■ Göreviniz ■
Aşağıdaki kayıtların bütün satırlarını birebir alıntılayın. Resimleri yanıtın dışında bırakın.

(Yerleşim etiketleme verileri)
***

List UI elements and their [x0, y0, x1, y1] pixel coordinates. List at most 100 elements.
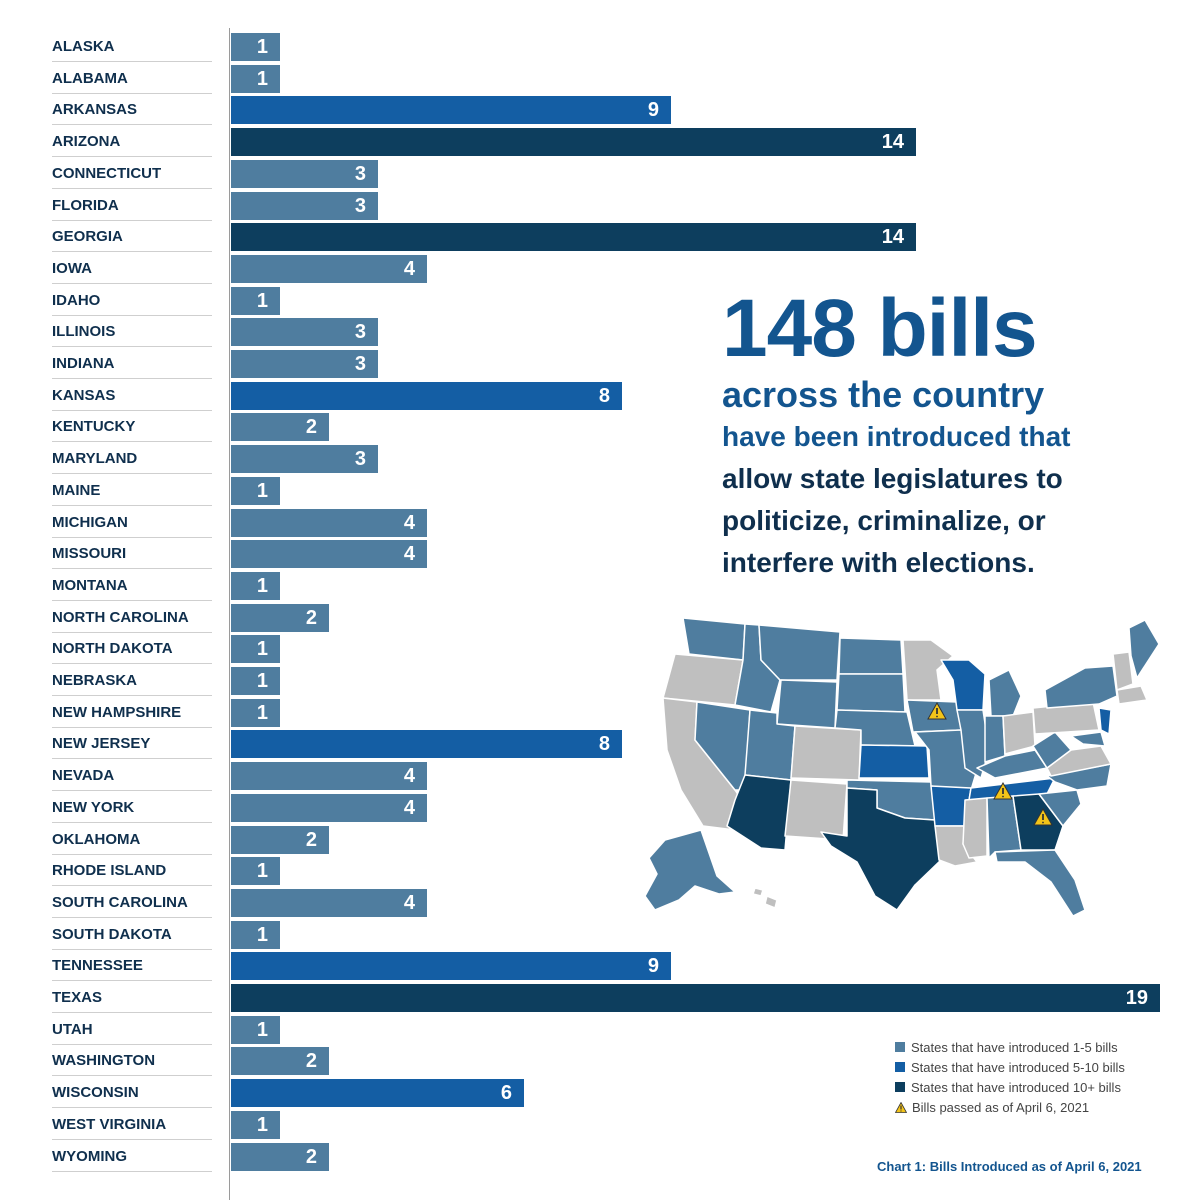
headline-block: 148 bills across the country have been i…	[722, 283, 1172, 583]
bar-value-label: 1	[256, 860, 268, 883]
map-oregon	[662, 653, 744, 706]
map-kansas	[858, 744, 930, 779]
bar: 2	[231, 1142, 329, 1171]
bar-value-label: 8	[598, 733, 610, 756]
map-ohio	[1002, 711, 1036, 755]
bar-value-label: 1	[256, 36, 268, 58]
state-label: MAINE	[52, 475, 212, 506]
state-label: KANSAS	[52, 380, 212, 411]
bar: 4	[231, 254, 427, 283]
state-label: SOUTH DAKOTA	[52, 919, 212, 950]
state-label: NEW YORK	[52, 792, 212, 823]
bar-value-label: 3	[354, 162, 366, 185]
bar: 3	[231, 445, 378, 474]
map-alaska	[644, 829, 736, 911]
state-label: SOUTH CAROLINA	[52, 887, 212, 918]
bar-value-label: 4	[403, 257, 415, 280]
map-wyoming	[776, 679, 838, 729]
bar-value-label: 4	[403, 765, 415, 788]
bar: 2	[231, 603, 329, 632]
state-label: MISSOURI	[52, 538, 212, 570]
bar-value-label: 9	[647, 955, 659, 978]
bar: 2	[231, 413, 329, 442]
map-montana	[758, 624, 841, 681]
state-label: NEBRASKA	[52, 665, 212, 696]
bar: 4	[231, 762, 427, 791]
bar: 4	[231, 888, 427, 917]
warning-icon	[895, 1101, 907, 1113]
bar-value-label: 4	[403, 543, 415, 566]
warning-markers	[927, 701, 1053, 826]
state-label: NEVADA	[52, 760, 212, 792]
bar: 8	[231, 381, 622, 410]
bar-value-label: 6	[500, 1082, 512, 1105]
state-label: MARYLAND	[52, 443, 212, 475]
legend-label-mid: States that have introduced 5-10 bills	[911, 1059, 1125, 1075]
map-new-york	[1044, 665, 1118, 709]
state-label: ALABAMA	[52, 63, 212, 94]
bar-value-label: 1	[256, 289, 268, 312]
state-label: GEORGIA	[52, 221, 212, 253]
bar-value-label: 1	[256, 479, 268, 502]
bar-value-label: 1	[256, 1113, 268, 1136]
bar: 9	[231, 96, 671, 125]
legend-swatch-high	[895, 1082, 905, 1092]
map-maryland	[1070, 731, 1106, 747]
state-label: MONTANA	[52, 570, 212, 601]
bar: 1	[231, 1110, 280, 1139]
state-label: ILLINOIS	[52, 316, 212, 348]
bar: 1	[231, 476, 280, 505]
state-label: IDAHO	[52, 285, 212, 316]
bar: 1	[231, 33, 280, 61]
bar: 1	[231, 571, 280, 600]
state-label: ALASKA	[52, 31, 212, 62]
legend-item-mid: States that have introduced 5-10 bills	[895, 1057, 1185, 1077]
legend-item-passed: Bills passed as of April 6, 2021	[895, 1097, 1185, 1117]
warning-icon	[927, 701, 947, 720]
bar: 1	[231, 635, 280, 664]
bar-value-label: 2	[305, 606, 317, 629]
bar-value-label: 1	[256, 638, 268, 661]
bar: 1	[231, 286, 280, 315]
bar-value-label: 1	[256, 923, 268, 946]
bar: 3	[231, 159, 378, 188]
map-hawaii	[752, 887, 778, 909]
legend-swatch-mid	[895, 1062, 905, 1072]
map-south-dakota	[836, 673, 906, 713]
headline-sub: across the country	[722, 374, 1045, 415]
bar: 2	[231, 1047, 329, 1076]
bar-value-label: 1	[256, 701, 268, 724]
state-label: MICHIGAN	[52, 507, 212, 538]
map-new-jersey	[1098, 707, 1112, 735]
map-new-mexico	[784, 779, 848, 841]
state-label: ARKANSAS	[52, 94, 212, 126]
state-label: NORTH DAKOTA	[52, 633, 212, 665]
map-indiana	[984, 715, 1006, 763]
state-label: NEW JERSEY	[52, 728, 212, 760]
bar-value-label: 4	[403, 511, 415, 534]
state-label: WYOMING	[52, 1141, 212, 1172]
legend-label-low: States that have introduced 1-5 bills	[911, 1039, 1118, 1055]
bar-value-label: 19	[1125, 987, 1148, 1009]
bar: 14	[231, 128, 916, 157]
bar-value-label: 2	[305, 416, 317, 439]
bar: 1	[231, 1015, 280, 1044]
map-north-dakota	[838, 637, 904, 675]
bar: 6	[231, 1079, 524, 1108]
bar-value-label: 2	[305, 1050, 317, 1073]
bar-value-label: 9	[647, 99, 659, 122]
map-vermont-nh	[1112, 651, 1134, 691]
bar: 3	[231, 191, 378, 220]
headline-body-1: have been introduced that	[722, 421, 1071, 452]
bar-value-label: 1	[256, 1018, 268, 1041]
bar-value-label: 2	[305, 1145, 317, 1168]
state-label: WASHINGTON	[52, 1045, 212, 1077]
state-label: NORTH CAROLINA	[52, 602, 212, 633]
bar-value-label: 4	[403, 891, 415, 914]
map-colorado	[790, 725, 862, 781]
state-label: IOWA	[52, 253, 212, 284]
us-states-map-icon	[585, 600, 1185, 940]
bar: 8	[231, 730, 622, 759]
bar-value-label: 4	[403, 796, 415, 819]
bar-value-label: 3	[354, 353, 366, 375]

***

■ Çözülmüş Problem ■
List UI elements and their [x0, y0, x1, y1] pixel coordinates. List at most 100 elements.
headline-block: 148 bills across the country have been i…	[722, 283, 1172, 583]
bar-value-label: 1	[256, 860, 268, 883]
map-oregon	[662, 653, 744, 706]
map-kansas	[858, 744, 930, 779]
bar: 2	[231, 1142, 329, 1171]
bar-value-label: 8	[598, 733, 610, 756]
map-ohio	[1002, 711, 1036, 755]
bar-value-label: 1	[256, 36, 268, 58]
state-label: MAINE	[52, 475, 212, 506]
state-label: KANSAS	[52, 380, 212, 411]
bar: 4	[231, 254, 427, 283]
state-label: SOUTH DAKOTA	[52, 919, 212, 950]
state-label: NEW YORK	[52, 792, 212, 823]
bar-value-label: 3	[354, 162, 366, 185]
bar: 3	[231, 445, 378, 474]
map-alaska	[644, 829, 736, 911]
state-label: SOUTH CAROLINA	[52, 887, 212, 918]
bar-value-label: 4	[403, 257, 415, 280]
map-wyoming	[776, 679, 838, 729]
bar-value-label: 4	[403, 765, 415, 788]
bar: 2	[231, 603, 329, 632]
state-label: MISSOURI	[52, 538, 212, 570]
bar-value-label: 9	[647, 955, 659, 978]
bar: 2	[231, 413, 329, 442]
map-montana	[758, 624, 841, 681]
state-label: NEBRASKA	[52, 665, 212, 696]
bar: 4	[231, 762, 427, 791]
bar: 4	[231, 888, 427, 917]
warning-icon	[895, 1101, 907, 1113]
bar-value-label: 4	[403, 543, 415, 566]
warning-markers	[927, 701, 1053, 826]
state-label: NEVADA	[52, 760, 212, 792]
bar: 8	[231, 381, 622, 410]
bar-value-label: 6	[500, 1082, 512, 1105]
state-label: MARYLAND	[52, 443, 212, 475]
legend-label-mid: States that have introduced 5-10 bills	[911, 1059, 1125, 1075]
map-new-york	[1044, 665, 1118, 709]
state-label: ALABAMA	[52, 63, 212, 94]
bar-value-label: 1	[256, 289, 268, 312]
state-label: GEORGIA	[52, 221, 212, 253]
bar-value-label: 1	[256, 479, 268, 502]
bar-value-label: 1	[256, 1113, 268, 1136]
bar: 9	[231, 96, 671, 125]
legend-swatch-high	[895, 1082, 905, 1092]
map-maryland	[1070, 731, 1106, 747]
state-label: MONTANA	[52, 570, 212, 601]
bar: 1	[231, 1110, 280, 1139]
state-label: ILLINOIS	[52, 316, 212, 348]
bar: 1	[231, 476, 280, 505]
state-label: IDAHO	[52, 285, 212, 316]
bar: 1	[231, 33, 280, 61]
bar: 1	[231, 571, 280, 600]
state-label: ALASKA	[52, 31, 212, 62]
legend-item-mid: States that have introduced 5-10 bills	[895, 1057, 1185, 1077]
legend-item-passed: Bills passed as of April 6, 2021	[895, 1097, 1185, 1117]
warning-icon	[927, 701, 947, 720]
bar: 1	[231, 635, 280, 664]
bar-value-label: 2	[305, 606, 317, 629]
bar-value-label: 1	[256, 638, 268, 661]
bar: 1	[231, 286, 280, 315]
bar-value-label: 1	[256, 923, 268, 946]
bar: 3	[231, 159, 378, 188]
map-hawaii	[752, 887, 778, 909]
legend-swatch-mid	[895, 1062, 905, 1072]
map-south-dakota	[836, 673, 906, 713]
headline-sub: across the country	[722, 374, 1045, 415]
bar: 2	[231, 1047, 329, 1076]
bar-value-label: 1	[256, 701, 268, 724]
state-label: MICHIGAN	[52, 507, 212, 538]
map-new-jersey	[1098, 707, 1112, 735]
map-new-mexico	[784, 779, 848, 841]
state-label: ARKANSAS	[52, 94, 212, 126]
state-label: NORTH DAKOTA	[52, 633, 212, 665]
map-indiana	[984, 715, 1006, 763]
state-label: NEW JERSEY	[52, 728, 212, 760]
bar-value-label: 4	[403, 511, 415, 534]
state-label: WYOMING	[52, 1141, 212, 1172]
legend-label-low: States that have introduced 1-5 bills	[911, 1039, 1118, 1055]
bar-value-label: 19	[1125, 987, 1148, 1009]
bar: 14	[231, 128, 916, 157]
bar-value-label: 2	[305, 416, 317, 439]
bar: 1	[231, 1015, 280, 1044]
map-north-dakota	[838, 637, 904, 675]
bar: 6	[231, 1079, 524, 1108]
bar-value-label: 2	[305, 1050, 317, 1073]
bar-value-label: 9	[647, 99, 659, 122]
map-vermont-nh	[1112, 651, 1134, 691]
bar: 3	[231, 191, 378, 220]
headline-body-1: have been introduced that	[722, 421, 1071, 452]
bar-value-label: 1	[256, 1018, 268, 1041]
bar-value-label: 2	[305, 1145, 317, 1168]
state-label: WASHINGTON	[52, 1045, 212, 1077]
state-label: NORTH CAROLINA	[52, 602, 212, 633]
bar-value-label: 4	[403, 891, 415, 914]
map-colorado	[790, 725, 862, 781]
state-label: IOWA	[52, 253, 212, 284]
us-states-map-icon	[585, 600, 1185, 940]
bar: 8	[231, 730, 622, 759]
bar-value-label: 4	[403, 796, 415, 819]
bar-value-label: 3	[354, 353, 366, 375]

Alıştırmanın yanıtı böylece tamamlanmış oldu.